## SET TASK
Find all lines in the listing that include the word "blog", then copy them.

## LISTED ENTRIES
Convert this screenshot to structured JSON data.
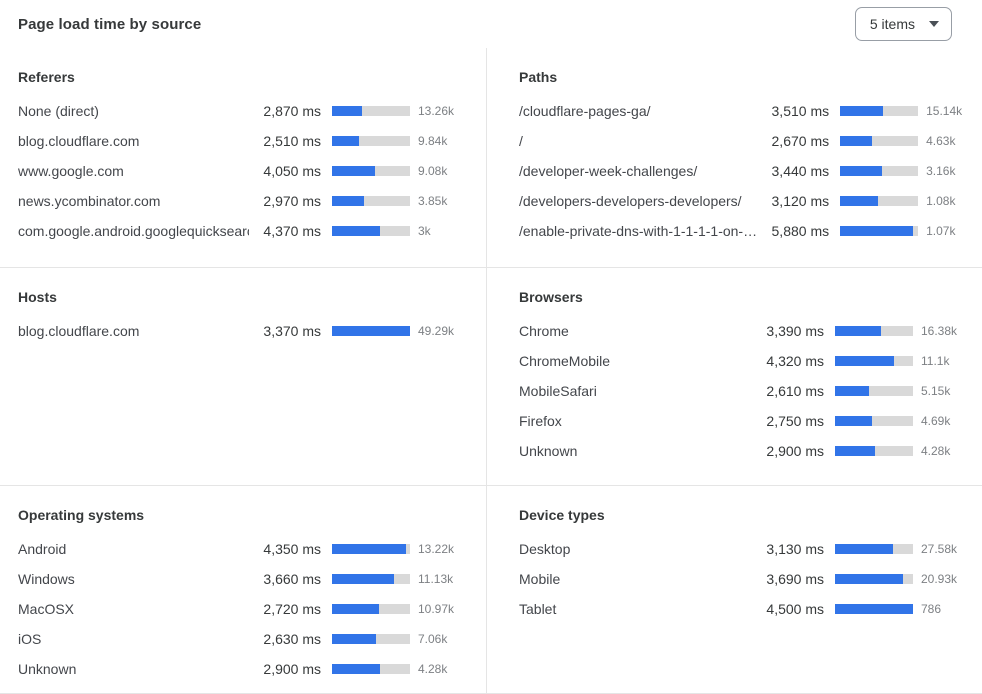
{
  "header": {
    "title": "Page load time by source",
    "items_select": {
      "value": "5 items"
    }
  },
  "colors": {
    "bar_fill": "#3174e8",
    "bar_track": "#d9d9d9",
    "divider": "#e5e5e5",
    "text_primary": "#36393a",
    "text_secondary": "#7d8084",
    "dropdown_border": "#989ea6"
  },
  "chart_data": [
    {
      "type": "bar",
      "id": "referers",
      "title": "Referers",
      "unit": "ms",
      "categories": [
        "None (direct)",
        "blog.cloudflare.com",
        "www.google.com",
        "news.ycombinator.com",
        "com.google.android.googlequicksearc…"
      ],
      "values_ms": [
        2870,
        2510,
        4050,
        2970,
        4370
      ],
      "display_ms": [
        "2,870 ms",
        "2,510 ms",
        "4,050 ms",
        "2,970 ms",
        "4,370 ms"
      ],
      "counts": [
        "13.26k",
        "9.84k",
        "9.08k",
        "3.85k",
        "3k"
      ],
      "bar_pct": [
        39,
        34,
        55,
        41,
        61
      ]
    },
    {
      "type": "bar",
      "id": "paths",
      "title": "Paths",
      "unit": "ms",
      "categories": [
        "/cloudflare-pages-ga/",
        "/",
        "/developer-week-challenges/",
        "/developers-developers-developers/",
        "/enable-private-dns-with-1-1-1-1-on-…"
      ],
      "values_ms": [
        3510,
        2670,
        3440,
        3120,
        5880
      ],
      "display_ms": [
        "3,510 ms",
        "2,670 ms",
        "3,440 ms",
        "3,120 ms",
        "5,880 ms"
      ],
      "counts": [
        "15.14k",
        "4.63k",
        "3.16k",
        "1.08k",
        "1.07k"
      ],
      "bar_pct": [
        55,
        41,
        54,
        48,
        93
      ]
    },
    {
      "type": "bar",
      "id": "hosts",
      "title": "Hosts",
      "unit": "ms",
      "categories": [
        "blog.cloudflare.com"
      ],
      "values_ms": [
        3370
      ],
      "display_ms": [
        "3,370 ms"
      ],
      "counts": [
        "49.29k"
      ],
      "bar_pct": [
        100
      ]
    },
    {
      "type": "bar",
      "id": "browsers",
      "title": "Browsers",
      "unit": "ms",
      "categories": [
        "Chrome",
        "ChromeMobile",
        "MobileSafari",
        "Firefox",
        "Unknown"
      ],
      "values_ms": [
        3390,
        4320,
        2610,
        2750,
        2900
      ],
      "display_ms": [
        "3,390 ms",
        "4,320 ms",
        "2,610 ms",
        "2,750 ms",
        "2,900 ms"
      ],
      "counts": [
        "16.38k",
        "11.1k",
        "5.15k",
        "4.69k",
        "4.28k"
      ],
      "bar_pct": [
        59,
        76,
        44,
        47,
        51
      ]
    },
    {
      "type": "bar",
      "id": "operating-systems",
      "title": "Operating systems",
      "unit": "ms",
      "categories": [
        "Android",
        "Windows",
        "MacOSX",
        "iOS",
        "Unknown"
      ],
      "values_ms": [
        4350,
        3660,
        2720,
        2630,
        2900
      ],
      "display_ms": [
        "4,350 ms",
        "3,660 ms",
        "2,720 ms",
        "2,630 ms",
        "2,900 ms"
      ],
      "counts": [
        "13.22k",
        "11.13k",
        "10.97k",
        "7.06k",
        "4.28k"
      ],
      "bar_pct": [
        95,
        79,
        60,
        56,
        62
      ]
    },
    {
      "type": "bar",
      "id": "device-types",
      "title": "Device types",
      "unit": "ms",
      "categories": [
        "Desktop",
        "Mobile",
        "Tablet"
      ],
      "values_ms": [
        3130,
        3690,
        4500
      ],
      "display_ms": [
        "3,130 ms",
        "3,690 ms",
        "4,500 ms"
      ],
      "counts": [
        "27.58k",
        "20.93k",
        "786"
      ],
      "bar_pct": [
        74,
        87,
        100
      ]
    }
  ]
}
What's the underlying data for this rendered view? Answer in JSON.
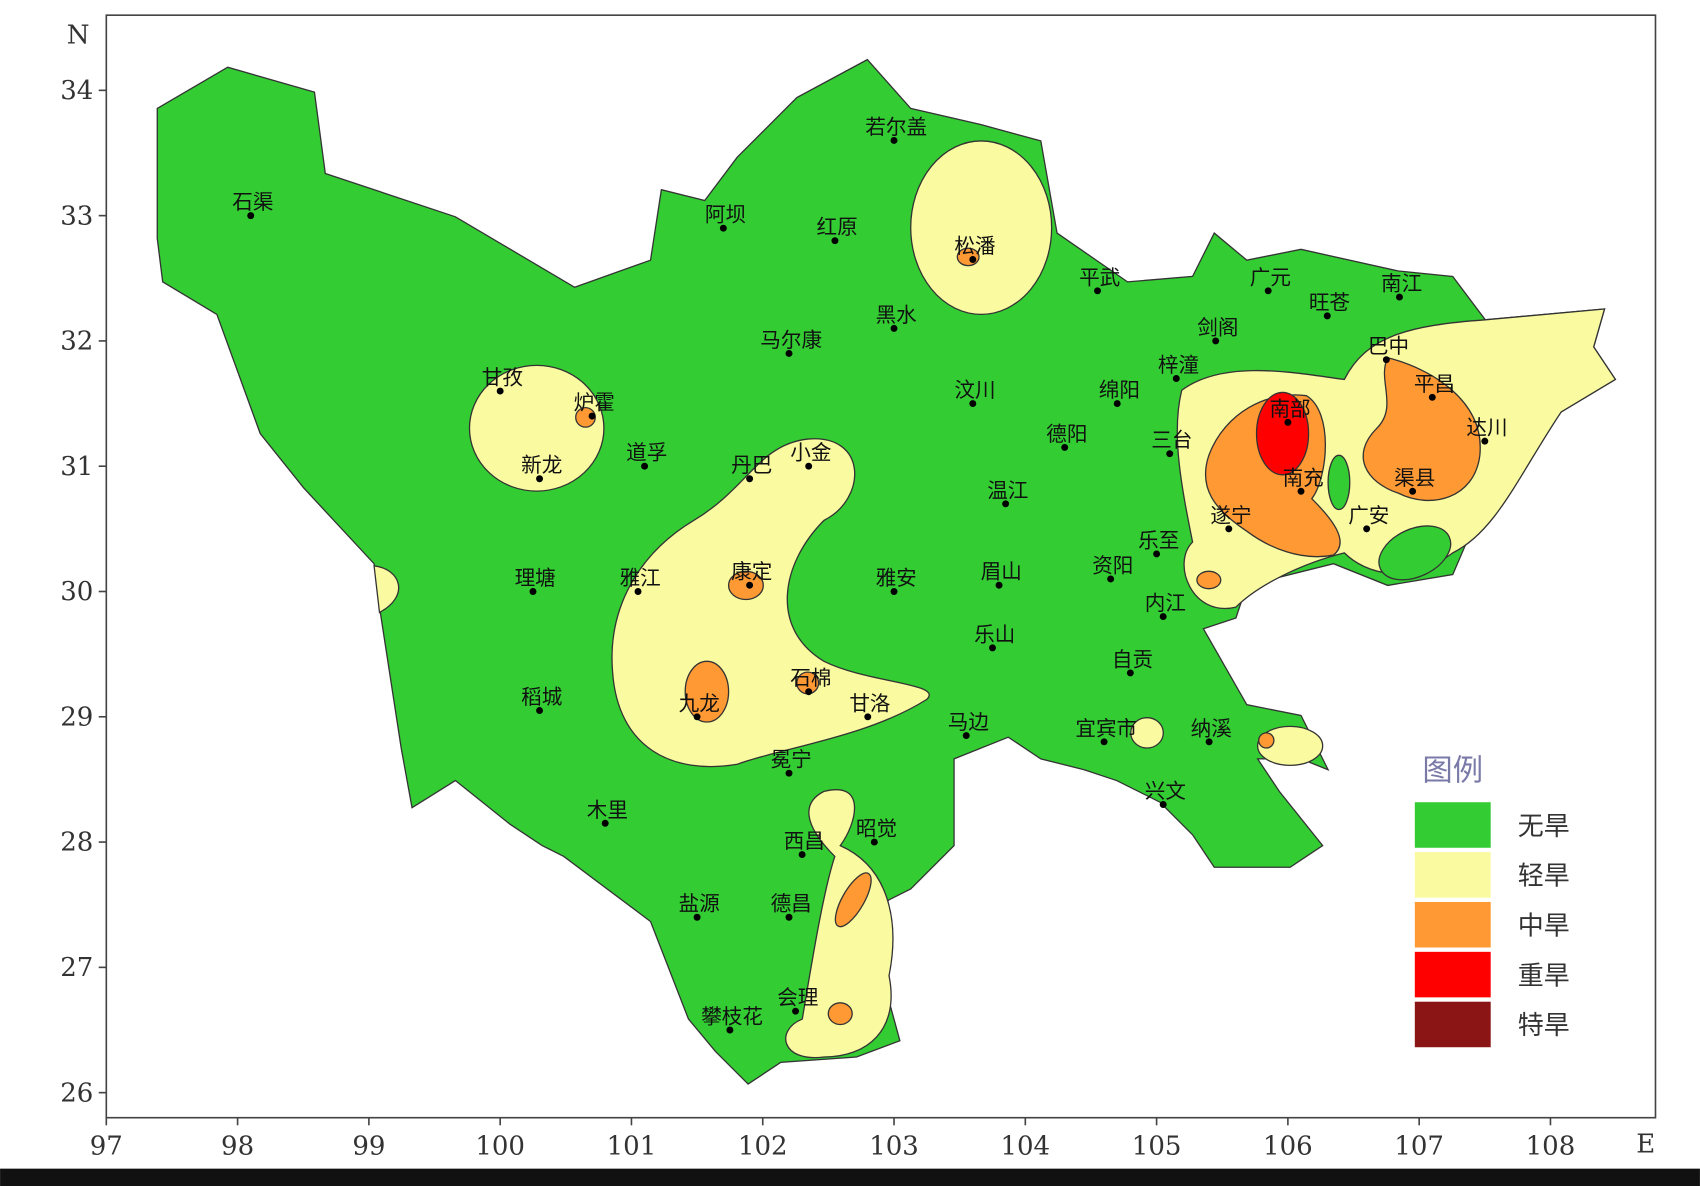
{
  "axes": {
    "north_label": "N",
    "east_label": "E",
    "xlim": [
      97,
      108.8
    ],
    "ylim": [
      25.8,
      34.6
    ],
    "xticks": [
      97,
      98,
      99,
      100,
      101,
      102,
      103,
      104,
      105,
      106,
      107,
      108
    ],
    "yticks": [
      26,
      27,
      28,
      29,
      30,
      31,
      32,
      33,
      34
    ]
  },
  "stations": [
    {
      "name": "石渠",
      "lon": 98.1,
      "lat": 33.0
    },
    {
      "name": "若尔盖",
      "lon": 103.0,
      "lat": 33.6
    },
    {
      "name": "阿坝",
      "lon": 101.7,
      "lat": 32.9
    },
    {
      "name": "红原",
      "lon": 102.55,
      "lat": 32.8
    },
    {
      "name": "松潘",
      "lon": 103.6,
      "lat": 32.65
    },
    {
      "name": "平武",
      "lon": 104.55,
      "lat": 32.4
    },
    {
      "name": "广元",
      "lon": 105.85,
      "lat": 32.4
    },
    {
      "name": "旺苍",
      "lon": 106.3,
      "lat": 32.2
    },
    {
      "name": "南江",
      "lon": 106.85,
      "lat": 32.35
    },
    {
      "name": "剑阁",
      "lon": 105.45,
      "lat": 32.0
    },
    {
      "name": "巴中",
      "lon": 106.75,
      "lat": 31.85
    },
    {
      "name": "马尔康",
      "lon": 102.2,
      "lat": 31.9
    },
    {
      "name": "黑水",
      "lon": 103.0,
      "lat": 32.1
    },
    {
      "name": "甘孜",
      "lon": 100.0,
      "lat": 31.6
    },
    {
      "name": "炉霍",
      "lon": 100.7,
      "lat": 31.4
    },
    {
      "name": "新龙",
      "lon": 100.3,
      "lat": 30.9
    },
    {
      "name": "道孚",
      "lon": 101.1,
      "lat": 31.0
    },
    {
      "name": "丹巴",
      "lon": 101.9,
      "lat": 30.9
    },
    {
      "name": "小金",
      "lon": 102.35,
      "lat": 31.0
    },
    {
      "name": "汶川",
      "lon": 103.6,
      "lat": 31.5
    },
    {
      "name": "绵阳",
      "lon": 104.7,
      "lat": 31.5
    },
    {
      "name": "梓潼",
      "lon": 105.15,
      "lat": 31.7
    },
    {
      "name": "德阳",
      "lon": 104.3,
      "lat": 31.15
    },
    {
      "name": "三台",
      "lon": 105.1,
      "lat": 31.1
    },
    {
      "name": "平昌",
      "lon": 107.1,
      "lat": 31.55
    },
    {
      "name": "达川",
      "lon": 107.5,
      "lat": 31.2
    },
    {
      "name": "南部",
      "lon": 106.0,
      "lat": 31.35
    },
    {
      "name": "南充",
      "lon": 106.1,
      "lat": 30.8
    },
    {
      "name": "渠县",
      "lon": 106.95,
      "lat": 30.8
    },
    {
      "name": "温江",
      "lon": 103.85,
      "lat": 30.7
    },
    {
      "name": "遂宁",
      "lon": 105.55,
      "lat": 30.5
    },
    {
      "name": "广安",
      "lon": 106.6,
      "lat": 30.5
    },
    {
      "name": "乐至",
      "lon": 105.0,
      "lat": 30.3
    },
    {
      "name": "理塘",
      "lon": 100.25,
      "lat": 30.0
    },
    {
      "name": "雅江",
      "lon": 101.05,
      "lat": 30.0
    },
    {
      "name": "康定",
      "lon": 101.9,
      "lat": 30.05
    },
    {
      "name": "雅安",
      "lon": 103.0,
      "lat": 30.0
    },
    {
      "name": "眉山",
      "lon": 103.8,
      "lat": 30.05
    },
    {
      "name": "资阳",
      "lon": 104.65,
      "lat": 30.1
    },
    {
      "name": "内江",
      "lon": 105.05,
      "lat": 29.8
    },
    {
      "name": "乐山",
      "lon": 103.75,
      "lat": 29.55
    },
    {
      "name": "九龙",
      "lon": 101.5,
      "lat": 29.0
    },
    {
      "name": "石棉",
      "lon": 102.35,
      "lat": 29.2
    },
    {
      "name": "甘洛",
      "lon": 102.8,
      "lat": 29.0
    },
    {
      "name": "自贡",
      "lon": 104.8,
      "lat": 29.35
    },
    {
      "name": "稻城",
      "lon": 100.3,
      "lat": 29.05
    },
    {
      "name": "马边",
      "lon": 103.55,
      "lat": 28.85
    },
    {
      "name": "宜宾市",
      "lon": 104.6,
      "lat": 28.8
    },
    {
      "name": "纳溪",
      "lon": 105.4,
      "lat": 28.8
    },
    {
      "name": "冕宁",
      "lon": 102.2,
      "lat": 28.55
    },
    {
      "name": "兴文",
      "lon": 105.05,
      "lat": 28.3
    },
    {
      "name": "木里",
      "lon": 100.8,
      "lat": 28.15
    },
    {
      "name": "西昌",
      "lon": 102.3,
      "lat": 27.9
    },
    {
      "name": "昭觉",
      "lon": 102.85,
      "lat": 28.0
    },
    {
      "name": "盐源",
      "lon": 101.5,
      "lat": 27.4
    },
    {
      "name": "德昌",
      "lon": 102.2,
      "lat": 27.4
    },
    {
      "name": "会理",
      "lon": 102.25,
      "lat": 26.65
    },
    {
      "name": "攀枝花",
      "lon": 101.75,
      "lat": 26.5
    }
  ],
  "legend": {
    "title": "图例",
    "items": [
      {
        "label": "无旱",
        "color": "#33cc33"
      },
      {
        "label": "轻旱",
        "color": "#fafaa0"
      },
      {
        "label": "中旱",
        "color": "#ff9933"
      },
      {
        "label": "重旱",
        "color": "#ff0000"
      },
      {
        "label": "特旱",
        "color": "#8b1414"
      }
    ]
  }
}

## FULL OUTPUT
        "blog.cloudflare.com",
        "blog.cloudflare.com"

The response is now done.